(Items from a figure collection)
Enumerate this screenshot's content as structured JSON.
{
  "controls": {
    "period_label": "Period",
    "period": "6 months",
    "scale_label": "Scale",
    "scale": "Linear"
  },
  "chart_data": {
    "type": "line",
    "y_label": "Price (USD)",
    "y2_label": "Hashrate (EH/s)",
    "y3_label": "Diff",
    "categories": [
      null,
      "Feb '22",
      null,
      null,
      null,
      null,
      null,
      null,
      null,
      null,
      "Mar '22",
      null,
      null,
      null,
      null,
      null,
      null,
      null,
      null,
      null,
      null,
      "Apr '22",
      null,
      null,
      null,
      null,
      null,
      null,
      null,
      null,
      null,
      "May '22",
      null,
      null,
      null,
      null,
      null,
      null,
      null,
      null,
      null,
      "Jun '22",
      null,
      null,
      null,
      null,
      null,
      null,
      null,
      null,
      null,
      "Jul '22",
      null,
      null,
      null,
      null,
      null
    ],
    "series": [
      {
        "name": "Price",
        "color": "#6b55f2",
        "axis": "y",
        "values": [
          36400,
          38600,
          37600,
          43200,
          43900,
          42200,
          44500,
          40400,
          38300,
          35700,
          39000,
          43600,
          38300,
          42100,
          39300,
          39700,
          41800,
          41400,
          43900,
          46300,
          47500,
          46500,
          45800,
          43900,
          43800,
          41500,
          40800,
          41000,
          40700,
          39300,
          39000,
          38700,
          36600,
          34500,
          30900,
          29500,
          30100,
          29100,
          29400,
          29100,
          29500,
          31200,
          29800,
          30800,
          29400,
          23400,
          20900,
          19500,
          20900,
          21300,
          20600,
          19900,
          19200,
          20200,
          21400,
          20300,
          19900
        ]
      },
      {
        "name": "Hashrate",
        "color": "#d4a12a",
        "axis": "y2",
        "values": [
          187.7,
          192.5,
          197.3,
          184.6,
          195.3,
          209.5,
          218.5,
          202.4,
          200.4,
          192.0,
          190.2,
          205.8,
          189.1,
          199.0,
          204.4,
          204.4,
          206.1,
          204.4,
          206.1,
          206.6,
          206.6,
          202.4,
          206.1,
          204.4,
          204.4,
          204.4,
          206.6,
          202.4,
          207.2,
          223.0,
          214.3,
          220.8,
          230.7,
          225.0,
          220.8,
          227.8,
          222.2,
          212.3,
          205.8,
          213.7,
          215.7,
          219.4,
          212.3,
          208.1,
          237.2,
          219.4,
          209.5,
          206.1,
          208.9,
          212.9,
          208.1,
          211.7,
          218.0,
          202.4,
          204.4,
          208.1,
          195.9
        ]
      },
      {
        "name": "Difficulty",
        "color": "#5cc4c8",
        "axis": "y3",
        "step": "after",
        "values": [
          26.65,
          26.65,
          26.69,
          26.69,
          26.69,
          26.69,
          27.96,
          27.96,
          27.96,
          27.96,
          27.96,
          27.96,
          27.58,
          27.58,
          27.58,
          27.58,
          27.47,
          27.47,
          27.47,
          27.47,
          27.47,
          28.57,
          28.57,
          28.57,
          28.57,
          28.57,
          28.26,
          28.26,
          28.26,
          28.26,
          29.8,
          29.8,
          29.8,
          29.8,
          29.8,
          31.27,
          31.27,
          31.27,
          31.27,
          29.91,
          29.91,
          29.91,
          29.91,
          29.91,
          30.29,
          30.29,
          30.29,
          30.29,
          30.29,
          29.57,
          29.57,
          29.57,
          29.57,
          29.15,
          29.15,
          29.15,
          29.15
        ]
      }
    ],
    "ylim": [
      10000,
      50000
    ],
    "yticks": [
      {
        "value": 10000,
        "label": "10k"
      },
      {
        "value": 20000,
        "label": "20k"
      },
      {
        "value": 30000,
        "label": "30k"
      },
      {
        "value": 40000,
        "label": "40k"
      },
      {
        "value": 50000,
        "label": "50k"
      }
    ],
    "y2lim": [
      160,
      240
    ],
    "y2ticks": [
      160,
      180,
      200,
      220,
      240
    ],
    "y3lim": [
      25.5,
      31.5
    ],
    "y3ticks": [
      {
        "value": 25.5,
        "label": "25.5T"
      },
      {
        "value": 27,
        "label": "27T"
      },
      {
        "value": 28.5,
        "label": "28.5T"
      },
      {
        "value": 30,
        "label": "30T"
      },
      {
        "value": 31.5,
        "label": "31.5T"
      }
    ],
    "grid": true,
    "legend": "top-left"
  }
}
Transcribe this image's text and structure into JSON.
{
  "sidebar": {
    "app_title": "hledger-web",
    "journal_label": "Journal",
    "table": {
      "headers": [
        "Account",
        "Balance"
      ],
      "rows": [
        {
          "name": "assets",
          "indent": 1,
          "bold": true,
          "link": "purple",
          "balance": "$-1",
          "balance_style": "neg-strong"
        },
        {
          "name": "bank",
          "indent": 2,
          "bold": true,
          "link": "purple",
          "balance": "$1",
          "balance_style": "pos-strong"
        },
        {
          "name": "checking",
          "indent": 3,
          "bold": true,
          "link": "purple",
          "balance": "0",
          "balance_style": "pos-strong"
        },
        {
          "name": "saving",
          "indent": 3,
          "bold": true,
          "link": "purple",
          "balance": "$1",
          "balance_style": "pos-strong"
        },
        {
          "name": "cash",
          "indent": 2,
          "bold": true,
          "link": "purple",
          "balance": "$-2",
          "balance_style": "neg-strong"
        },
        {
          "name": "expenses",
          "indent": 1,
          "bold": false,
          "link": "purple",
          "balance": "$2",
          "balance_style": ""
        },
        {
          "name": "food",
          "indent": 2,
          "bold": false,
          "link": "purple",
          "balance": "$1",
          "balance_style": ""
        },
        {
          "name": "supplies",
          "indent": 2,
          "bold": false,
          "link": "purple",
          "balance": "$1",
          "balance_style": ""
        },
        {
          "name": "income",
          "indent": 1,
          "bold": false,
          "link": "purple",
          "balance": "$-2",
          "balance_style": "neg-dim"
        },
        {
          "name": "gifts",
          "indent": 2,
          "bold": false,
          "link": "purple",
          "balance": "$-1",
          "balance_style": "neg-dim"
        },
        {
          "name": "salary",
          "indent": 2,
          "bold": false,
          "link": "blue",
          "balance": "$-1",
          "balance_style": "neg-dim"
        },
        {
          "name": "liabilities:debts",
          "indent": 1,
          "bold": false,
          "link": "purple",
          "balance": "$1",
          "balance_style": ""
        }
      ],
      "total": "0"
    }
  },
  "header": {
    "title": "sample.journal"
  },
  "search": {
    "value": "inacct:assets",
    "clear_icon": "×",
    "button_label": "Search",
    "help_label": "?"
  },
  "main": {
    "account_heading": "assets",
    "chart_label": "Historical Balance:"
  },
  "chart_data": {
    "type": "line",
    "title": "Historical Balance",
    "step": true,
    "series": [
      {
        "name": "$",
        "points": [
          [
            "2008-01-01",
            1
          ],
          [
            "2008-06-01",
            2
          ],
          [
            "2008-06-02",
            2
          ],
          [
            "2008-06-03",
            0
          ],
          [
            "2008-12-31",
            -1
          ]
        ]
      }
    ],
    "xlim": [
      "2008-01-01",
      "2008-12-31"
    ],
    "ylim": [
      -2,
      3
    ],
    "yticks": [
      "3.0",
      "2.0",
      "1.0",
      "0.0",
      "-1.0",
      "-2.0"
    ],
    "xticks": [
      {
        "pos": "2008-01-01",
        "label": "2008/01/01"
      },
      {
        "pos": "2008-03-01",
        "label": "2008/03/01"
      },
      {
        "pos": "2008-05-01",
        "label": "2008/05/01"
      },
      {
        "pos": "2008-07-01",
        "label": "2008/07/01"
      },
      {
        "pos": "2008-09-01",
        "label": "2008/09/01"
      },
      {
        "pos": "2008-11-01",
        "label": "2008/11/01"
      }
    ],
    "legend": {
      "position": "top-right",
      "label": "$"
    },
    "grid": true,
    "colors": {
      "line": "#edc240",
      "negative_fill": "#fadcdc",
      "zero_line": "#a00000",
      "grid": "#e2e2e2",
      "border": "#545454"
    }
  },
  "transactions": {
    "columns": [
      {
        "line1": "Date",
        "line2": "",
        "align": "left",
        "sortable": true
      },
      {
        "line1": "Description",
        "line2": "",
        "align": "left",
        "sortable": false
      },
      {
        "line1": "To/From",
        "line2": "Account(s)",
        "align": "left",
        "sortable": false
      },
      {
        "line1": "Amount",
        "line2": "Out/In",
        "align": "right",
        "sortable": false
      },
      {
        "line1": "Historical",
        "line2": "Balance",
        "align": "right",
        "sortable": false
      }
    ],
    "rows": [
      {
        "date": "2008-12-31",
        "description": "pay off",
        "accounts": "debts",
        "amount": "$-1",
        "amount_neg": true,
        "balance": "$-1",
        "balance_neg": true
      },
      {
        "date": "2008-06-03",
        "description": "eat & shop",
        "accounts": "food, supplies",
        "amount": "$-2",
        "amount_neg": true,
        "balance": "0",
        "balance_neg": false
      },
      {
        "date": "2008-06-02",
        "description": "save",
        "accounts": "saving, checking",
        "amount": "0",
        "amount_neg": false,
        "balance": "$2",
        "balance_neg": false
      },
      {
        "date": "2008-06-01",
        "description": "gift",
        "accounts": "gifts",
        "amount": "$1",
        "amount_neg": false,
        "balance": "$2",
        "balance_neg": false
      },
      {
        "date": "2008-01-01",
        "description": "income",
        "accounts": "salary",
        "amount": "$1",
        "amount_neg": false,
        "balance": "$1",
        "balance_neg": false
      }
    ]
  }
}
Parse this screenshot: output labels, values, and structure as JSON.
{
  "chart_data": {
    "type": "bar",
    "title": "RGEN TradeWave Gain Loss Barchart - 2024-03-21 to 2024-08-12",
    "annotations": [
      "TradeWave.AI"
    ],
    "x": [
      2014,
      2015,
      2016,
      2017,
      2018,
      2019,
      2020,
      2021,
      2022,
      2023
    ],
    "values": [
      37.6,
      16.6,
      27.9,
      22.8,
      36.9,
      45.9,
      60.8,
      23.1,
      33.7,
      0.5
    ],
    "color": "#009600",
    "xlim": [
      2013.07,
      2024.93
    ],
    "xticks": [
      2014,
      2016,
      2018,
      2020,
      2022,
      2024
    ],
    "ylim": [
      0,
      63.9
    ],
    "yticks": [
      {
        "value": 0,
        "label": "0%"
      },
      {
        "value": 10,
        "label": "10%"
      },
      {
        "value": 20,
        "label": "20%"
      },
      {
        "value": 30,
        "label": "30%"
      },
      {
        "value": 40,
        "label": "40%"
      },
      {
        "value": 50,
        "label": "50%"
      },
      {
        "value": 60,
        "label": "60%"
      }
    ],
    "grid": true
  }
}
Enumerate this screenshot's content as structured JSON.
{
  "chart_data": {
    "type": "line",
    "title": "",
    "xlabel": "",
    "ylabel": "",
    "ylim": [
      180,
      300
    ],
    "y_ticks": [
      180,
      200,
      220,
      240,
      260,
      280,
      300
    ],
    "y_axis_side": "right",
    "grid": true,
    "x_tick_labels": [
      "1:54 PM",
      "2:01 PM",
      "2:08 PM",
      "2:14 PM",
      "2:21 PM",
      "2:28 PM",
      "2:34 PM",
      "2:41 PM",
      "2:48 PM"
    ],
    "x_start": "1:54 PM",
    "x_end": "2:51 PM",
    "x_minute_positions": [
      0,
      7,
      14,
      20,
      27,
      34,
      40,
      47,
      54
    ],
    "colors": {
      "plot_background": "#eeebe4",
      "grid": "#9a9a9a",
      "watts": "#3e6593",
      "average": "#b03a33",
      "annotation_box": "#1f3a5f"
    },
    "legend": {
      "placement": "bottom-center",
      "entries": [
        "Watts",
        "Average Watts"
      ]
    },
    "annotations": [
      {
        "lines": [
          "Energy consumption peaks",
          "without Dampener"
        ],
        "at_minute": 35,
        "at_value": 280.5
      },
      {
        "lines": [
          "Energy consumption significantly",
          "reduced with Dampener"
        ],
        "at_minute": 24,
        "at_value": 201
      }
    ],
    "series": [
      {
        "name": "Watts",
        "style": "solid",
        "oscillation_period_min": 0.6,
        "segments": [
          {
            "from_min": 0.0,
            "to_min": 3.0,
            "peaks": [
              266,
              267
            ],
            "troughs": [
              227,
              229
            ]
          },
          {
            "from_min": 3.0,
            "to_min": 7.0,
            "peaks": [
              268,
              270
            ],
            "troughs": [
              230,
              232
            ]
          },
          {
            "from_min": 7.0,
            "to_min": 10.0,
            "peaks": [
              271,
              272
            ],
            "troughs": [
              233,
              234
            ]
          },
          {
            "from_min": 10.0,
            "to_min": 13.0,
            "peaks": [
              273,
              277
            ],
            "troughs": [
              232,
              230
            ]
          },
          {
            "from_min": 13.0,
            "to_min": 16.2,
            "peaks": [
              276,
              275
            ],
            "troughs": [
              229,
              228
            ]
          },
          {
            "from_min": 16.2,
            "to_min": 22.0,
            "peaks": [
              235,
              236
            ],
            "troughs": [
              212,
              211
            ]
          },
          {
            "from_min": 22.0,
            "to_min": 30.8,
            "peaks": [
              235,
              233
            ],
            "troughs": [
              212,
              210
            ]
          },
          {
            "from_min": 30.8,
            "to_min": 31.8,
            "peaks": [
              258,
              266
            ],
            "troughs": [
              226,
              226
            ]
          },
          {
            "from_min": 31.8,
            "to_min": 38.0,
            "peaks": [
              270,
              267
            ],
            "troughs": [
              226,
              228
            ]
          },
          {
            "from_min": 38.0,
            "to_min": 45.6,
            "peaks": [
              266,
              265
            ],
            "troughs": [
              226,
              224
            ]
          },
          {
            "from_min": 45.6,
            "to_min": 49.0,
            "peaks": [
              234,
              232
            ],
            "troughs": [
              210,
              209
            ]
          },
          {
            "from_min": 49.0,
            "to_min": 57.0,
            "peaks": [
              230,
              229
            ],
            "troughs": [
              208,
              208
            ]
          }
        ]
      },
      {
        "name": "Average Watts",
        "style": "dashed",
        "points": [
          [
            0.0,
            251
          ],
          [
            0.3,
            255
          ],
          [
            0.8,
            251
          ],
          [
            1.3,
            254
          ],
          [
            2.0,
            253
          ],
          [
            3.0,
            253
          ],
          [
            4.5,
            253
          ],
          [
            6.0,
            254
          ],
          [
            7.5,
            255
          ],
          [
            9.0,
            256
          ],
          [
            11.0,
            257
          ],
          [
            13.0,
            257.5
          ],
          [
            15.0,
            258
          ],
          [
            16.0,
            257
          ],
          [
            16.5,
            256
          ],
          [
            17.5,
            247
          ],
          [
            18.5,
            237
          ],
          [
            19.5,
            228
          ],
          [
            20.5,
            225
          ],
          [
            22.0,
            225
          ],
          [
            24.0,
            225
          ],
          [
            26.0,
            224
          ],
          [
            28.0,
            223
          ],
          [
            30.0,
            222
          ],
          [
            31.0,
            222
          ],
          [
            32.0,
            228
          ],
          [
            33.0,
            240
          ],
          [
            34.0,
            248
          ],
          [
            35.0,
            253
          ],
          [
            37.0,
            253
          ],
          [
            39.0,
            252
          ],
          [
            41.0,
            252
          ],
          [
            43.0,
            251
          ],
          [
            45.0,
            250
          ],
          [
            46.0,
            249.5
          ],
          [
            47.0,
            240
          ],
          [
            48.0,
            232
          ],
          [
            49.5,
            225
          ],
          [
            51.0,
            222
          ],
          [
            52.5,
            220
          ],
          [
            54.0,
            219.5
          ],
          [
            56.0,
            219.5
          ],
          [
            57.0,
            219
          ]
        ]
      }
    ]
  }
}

▶ **Problem statement**
Go through the listing above and locate each line that holds the word "Dampener". Copy those lines.

▶ **Task answer**
          "without Dampener"
          "reduced with Dampener"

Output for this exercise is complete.